Information supplied:
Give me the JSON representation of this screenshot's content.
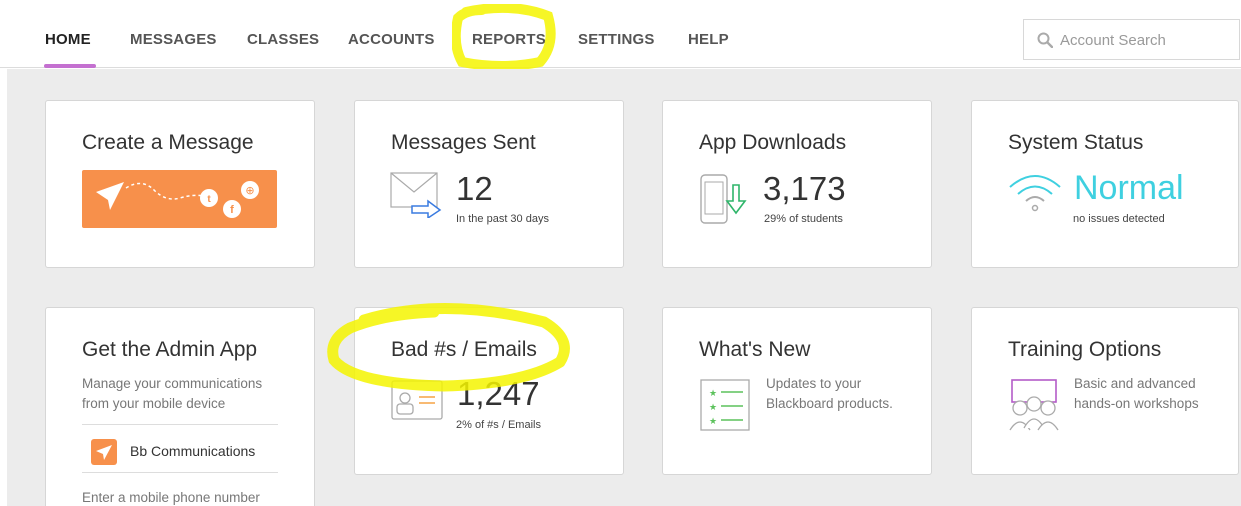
{
  "nav": {
    "items": [
      {
        "label": "HOME",
        "active": true
      },
      {
        "label": "MESSAGES"
      },
      {
        "label": "CLASSES"
      },
      {
        "label": "ACCOUNTS"
      },
      {
        "label": "REPORTS"
      },
      {
        "label": "SETTINGS"
      },
      {
        "label": "HELP"
      }
    ],
    "search_placeholder": "Account Search"
  },
  "cards": {
    "create_message": {
      "title": "Create a Message"
    },
    "messages_sent": {
      "title": "Messages Sent",
      "value": "12",
      "sub": "In the past 30 days"
    },
    "app_downloads": {
      "title": "App Downloads",
      "value": "3,173",
      "sub": "29% of students"
    },
    "system_status": {
      "title": "System Status",
      "value": "Normal",
      "sub": "no issues detected"
    },
    "admin_app": {
      "title": "Get the Admin App",
      "desc": "Manage your communications from your mobile device",
      "app_name": "Bb Communications",
      "footer": "Enter a mobile phone number"
    },
    "bad_numbers": {
      "title": "Bad #s / Emails",
      "value": "1,247",
      "sub": "2% of #s / Emails"
    },
    "whats_new": {
      "title": "What's New",
      "desc": "Updates to your Blackboard products."
    },
    "training": {
      "title": "Training Options",
      "desc": "Basic and advanced hands-on workshops"
    }
  },
  "colors": {
    "accent_purple": "#c470d0",
    "orange": "#f7904b",
    "teal": "#3fd0e0",
    "highlight": "#f5f500"
  }
}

Task to carry out: Show all lines from the records above where the word "label" occurs.

Result for this task:
        "label": "HOME",
        "label": "MESSAGES"
        "label": "CLASSES"
        "label": "ACCOUNTS"
        "label": "REPORTS"
        "label": "SETTINGS"
        "label": "HELP"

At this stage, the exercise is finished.